#### Exercise
Pull each line holding "Weer" out of the entries below.

#### Entries shown

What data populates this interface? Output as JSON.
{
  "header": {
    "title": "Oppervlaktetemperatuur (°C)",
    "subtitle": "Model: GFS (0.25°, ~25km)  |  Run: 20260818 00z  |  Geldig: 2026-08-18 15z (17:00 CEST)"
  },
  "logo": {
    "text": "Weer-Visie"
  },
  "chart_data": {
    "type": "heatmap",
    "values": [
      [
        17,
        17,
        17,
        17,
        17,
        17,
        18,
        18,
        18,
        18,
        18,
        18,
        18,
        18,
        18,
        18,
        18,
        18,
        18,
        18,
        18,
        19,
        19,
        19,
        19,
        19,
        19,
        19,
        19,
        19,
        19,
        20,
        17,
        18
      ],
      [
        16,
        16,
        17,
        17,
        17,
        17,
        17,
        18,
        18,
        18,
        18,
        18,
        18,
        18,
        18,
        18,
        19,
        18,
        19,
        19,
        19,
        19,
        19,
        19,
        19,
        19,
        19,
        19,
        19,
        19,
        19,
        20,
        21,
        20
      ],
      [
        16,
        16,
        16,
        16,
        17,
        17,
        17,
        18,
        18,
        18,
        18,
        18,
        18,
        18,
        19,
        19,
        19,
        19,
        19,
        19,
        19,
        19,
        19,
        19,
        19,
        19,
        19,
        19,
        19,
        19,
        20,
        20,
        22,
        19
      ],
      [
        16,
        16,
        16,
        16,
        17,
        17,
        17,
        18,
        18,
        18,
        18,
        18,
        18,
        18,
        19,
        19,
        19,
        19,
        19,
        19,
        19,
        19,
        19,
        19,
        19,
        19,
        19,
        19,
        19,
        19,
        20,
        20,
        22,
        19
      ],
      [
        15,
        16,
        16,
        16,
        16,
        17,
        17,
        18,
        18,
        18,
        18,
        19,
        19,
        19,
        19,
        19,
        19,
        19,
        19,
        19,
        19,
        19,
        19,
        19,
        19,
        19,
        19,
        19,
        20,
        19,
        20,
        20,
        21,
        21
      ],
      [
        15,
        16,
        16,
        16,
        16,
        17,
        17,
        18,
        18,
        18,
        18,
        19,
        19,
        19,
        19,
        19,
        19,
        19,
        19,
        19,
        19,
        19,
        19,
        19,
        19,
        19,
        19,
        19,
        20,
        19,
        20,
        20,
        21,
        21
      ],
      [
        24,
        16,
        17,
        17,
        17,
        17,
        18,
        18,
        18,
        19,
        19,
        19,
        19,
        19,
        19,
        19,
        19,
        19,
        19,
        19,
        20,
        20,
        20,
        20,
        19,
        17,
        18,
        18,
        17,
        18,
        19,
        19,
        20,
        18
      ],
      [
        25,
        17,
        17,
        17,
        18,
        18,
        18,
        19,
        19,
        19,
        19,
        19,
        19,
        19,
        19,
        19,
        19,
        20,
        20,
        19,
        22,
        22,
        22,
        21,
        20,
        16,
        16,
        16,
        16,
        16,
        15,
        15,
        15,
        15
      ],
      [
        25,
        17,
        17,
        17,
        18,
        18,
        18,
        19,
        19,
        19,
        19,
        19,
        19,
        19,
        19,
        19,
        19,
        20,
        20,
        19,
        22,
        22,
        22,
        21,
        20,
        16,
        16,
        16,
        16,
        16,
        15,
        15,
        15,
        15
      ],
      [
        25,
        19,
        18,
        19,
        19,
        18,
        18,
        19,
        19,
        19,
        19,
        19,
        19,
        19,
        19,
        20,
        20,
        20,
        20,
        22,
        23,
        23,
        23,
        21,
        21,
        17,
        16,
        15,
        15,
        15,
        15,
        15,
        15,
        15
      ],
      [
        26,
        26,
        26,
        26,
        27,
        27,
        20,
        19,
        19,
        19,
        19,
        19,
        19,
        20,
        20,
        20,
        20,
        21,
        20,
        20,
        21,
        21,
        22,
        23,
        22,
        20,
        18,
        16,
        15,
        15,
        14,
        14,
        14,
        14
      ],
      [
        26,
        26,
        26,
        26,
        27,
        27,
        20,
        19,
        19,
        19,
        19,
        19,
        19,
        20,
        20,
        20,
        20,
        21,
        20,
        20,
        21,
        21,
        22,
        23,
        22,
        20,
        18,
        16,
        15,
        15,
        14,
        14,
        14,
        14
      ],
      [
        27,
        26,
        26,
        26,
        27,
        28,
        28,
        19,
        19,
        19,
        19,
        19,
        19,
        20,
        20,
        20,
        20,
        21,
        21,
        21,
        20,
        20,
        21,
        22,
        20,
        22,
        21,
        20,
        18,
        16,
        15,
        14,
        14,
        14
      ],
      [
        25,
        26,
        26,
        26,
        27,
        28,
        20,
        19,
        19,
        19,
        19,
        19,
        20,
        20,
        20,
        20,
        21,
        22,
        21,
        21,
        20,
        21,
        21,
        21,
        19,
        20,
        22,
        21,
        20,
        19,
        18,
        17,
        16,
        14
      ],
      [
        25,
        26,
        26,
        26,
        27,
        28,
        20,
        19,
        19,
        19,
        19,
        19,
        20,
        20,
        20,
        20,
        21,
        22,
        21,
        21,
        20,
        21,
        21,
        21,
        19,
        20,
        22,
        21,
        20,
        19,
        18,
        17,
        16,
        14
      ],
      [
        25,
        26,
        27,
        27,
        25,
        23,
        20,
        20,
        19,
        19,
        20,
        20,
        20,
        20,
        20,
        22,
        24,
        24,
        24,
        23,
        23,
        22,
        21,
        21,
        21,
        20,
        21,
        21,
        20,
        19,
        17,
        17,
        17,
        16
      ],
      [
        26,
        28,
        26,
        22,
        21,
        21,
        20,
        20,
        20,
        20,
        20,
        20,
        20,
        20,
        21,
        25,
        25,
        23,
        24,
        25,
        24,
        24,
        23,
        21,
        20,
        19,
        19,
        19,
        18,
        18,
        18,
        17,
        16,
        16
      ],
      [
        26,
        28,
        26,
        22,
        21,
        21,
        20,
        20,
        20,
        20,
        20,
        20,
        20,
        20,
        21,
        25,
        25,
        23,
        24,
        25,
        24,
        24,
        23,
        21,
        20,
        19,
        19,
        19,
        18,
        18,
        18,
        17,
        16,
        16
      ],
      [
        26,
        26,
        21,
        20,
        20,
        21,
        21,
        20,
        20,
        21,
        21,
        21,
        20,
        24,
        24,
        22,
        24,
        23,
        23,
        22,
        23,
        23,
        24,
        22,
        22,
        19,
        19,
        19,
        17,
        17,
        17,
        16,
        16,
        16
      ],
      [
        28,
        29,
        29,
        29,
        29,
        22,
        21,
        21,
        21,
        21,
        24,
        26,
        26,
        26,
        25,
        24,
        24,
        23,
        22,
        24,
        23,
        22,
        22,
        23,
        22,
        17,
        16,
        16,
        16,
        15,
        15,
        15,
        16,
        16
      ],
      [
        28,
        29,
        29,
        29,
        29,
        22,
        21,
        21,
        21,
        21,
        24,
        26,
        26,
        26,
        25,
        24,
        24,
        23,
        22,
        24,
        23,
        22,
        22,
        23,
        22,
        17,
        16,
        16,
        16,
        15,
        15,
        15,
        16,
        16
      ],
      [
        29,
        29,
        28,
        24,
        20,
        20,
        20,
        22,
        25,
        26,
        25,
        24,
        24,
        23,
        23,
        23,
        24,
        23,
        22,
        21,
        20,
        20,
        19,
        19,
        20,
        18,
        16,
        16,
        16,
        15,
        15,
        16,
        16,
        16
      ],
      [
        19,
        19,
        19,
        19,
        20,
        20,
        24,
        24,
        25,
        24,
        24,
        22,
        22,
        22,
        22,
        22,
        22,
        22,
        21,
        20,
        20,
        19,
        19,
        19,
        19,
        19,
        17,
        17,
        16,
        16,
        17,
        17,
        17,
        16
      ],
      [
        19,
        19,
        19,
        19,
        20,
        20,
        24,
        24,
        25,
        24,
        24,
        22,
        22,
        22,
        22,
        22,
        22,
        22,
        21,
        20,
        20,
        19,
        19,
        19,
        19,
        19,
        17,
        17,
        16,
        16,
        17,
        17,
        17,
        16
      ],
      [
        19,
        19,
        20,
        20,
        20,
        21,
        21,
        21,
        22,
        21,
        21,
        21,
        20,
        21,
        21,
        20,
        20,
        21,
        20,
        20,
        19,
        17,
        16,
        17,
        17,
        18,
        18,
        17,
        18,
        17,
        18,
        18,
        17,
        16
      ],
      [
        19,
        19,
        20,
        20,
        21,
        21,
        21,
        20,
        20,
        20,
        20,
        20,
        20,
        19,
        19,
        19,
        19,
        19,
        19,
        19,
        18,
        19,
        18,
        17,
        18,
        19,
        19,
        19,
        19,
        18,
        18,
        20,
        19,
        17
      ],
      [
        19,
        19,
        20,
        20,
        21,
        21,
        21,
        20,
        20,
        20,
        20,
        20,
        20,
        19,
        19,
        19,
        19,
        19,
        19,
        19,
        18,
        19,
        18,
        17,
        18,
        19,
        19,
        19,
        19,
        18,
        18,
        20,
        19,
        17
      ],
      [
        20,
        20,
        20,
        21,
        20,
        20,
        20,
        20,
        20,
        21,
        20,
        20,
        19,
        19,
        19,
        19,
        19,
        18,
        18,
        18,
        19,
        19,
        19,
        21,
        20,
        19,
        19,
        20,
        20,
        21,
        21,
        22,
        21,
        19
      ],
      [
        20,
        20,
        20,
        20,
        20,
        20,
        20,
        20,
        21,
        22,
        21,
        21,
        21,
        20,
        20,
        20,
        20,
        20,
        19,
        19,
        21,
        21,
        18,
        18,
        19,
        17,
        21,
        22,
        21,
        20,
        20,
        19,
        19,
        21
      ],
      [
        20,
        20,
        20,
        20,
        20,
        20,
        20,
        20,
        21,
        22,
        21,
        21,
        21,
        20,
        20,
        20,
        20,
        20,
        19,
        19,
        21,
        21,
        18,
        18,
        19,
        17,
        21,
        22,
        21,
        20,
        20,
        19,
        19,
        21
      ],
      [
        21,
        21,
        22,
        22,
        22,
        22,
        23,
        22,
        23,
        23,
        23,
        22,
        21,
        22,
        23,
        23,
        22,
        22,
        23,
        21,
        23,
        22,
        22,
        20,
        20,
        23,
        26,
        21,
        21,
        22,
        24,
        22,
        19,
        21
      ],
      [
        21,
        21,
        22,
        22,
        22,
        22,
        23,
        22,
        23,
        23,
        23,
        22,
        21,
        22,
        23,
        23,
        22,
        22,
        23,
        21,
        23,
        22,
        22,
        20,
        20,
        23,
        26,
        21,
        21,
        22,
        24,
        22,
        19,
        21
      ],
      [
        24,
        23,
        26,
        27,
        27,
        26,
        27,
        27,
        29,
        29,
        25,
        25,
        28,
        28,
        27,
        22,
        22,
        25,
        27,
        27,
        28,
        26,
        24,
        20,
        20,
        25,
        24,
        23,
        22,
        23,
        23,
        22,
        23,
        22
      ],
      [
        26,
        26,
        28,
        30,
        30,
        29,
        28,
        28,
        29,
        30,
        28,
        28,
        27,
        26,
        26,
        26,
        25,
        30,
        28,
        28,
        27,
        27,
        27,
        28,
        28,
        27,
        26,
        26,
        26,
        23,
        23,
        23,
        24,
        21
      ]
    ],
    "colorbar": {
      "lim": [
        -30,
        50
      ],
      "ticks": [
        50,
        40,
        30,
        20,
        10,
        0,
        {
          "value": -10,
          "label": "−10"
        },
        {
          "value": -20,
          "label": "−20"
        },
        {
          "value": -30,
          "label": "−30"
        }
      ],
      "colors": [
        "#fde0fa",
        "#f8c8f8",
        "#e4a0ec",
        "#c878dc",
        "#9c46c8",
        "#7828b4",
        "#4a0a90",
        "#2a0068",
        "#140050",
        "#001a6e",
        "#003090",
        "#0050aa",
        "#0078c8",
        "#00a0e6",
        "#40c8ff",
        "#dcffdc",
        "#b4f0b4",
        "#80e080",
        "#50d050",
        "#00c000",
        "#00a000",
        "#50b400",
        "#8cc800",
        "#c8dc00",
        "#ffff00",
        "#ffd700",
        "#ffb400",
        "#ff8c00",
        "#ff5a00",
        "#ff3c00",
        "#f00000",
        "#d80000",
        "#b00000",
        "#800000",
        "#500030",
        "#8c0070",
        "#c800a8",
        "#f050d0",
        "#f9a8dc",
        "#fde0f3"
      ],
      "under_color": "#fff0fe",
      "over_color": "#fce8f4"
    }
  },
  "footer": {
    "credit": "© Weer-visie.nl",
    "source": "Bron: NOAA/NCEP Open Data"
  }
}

#### Written solution
    "text": "Weer-Visie"
    "credit": "© Weer-visie.nl",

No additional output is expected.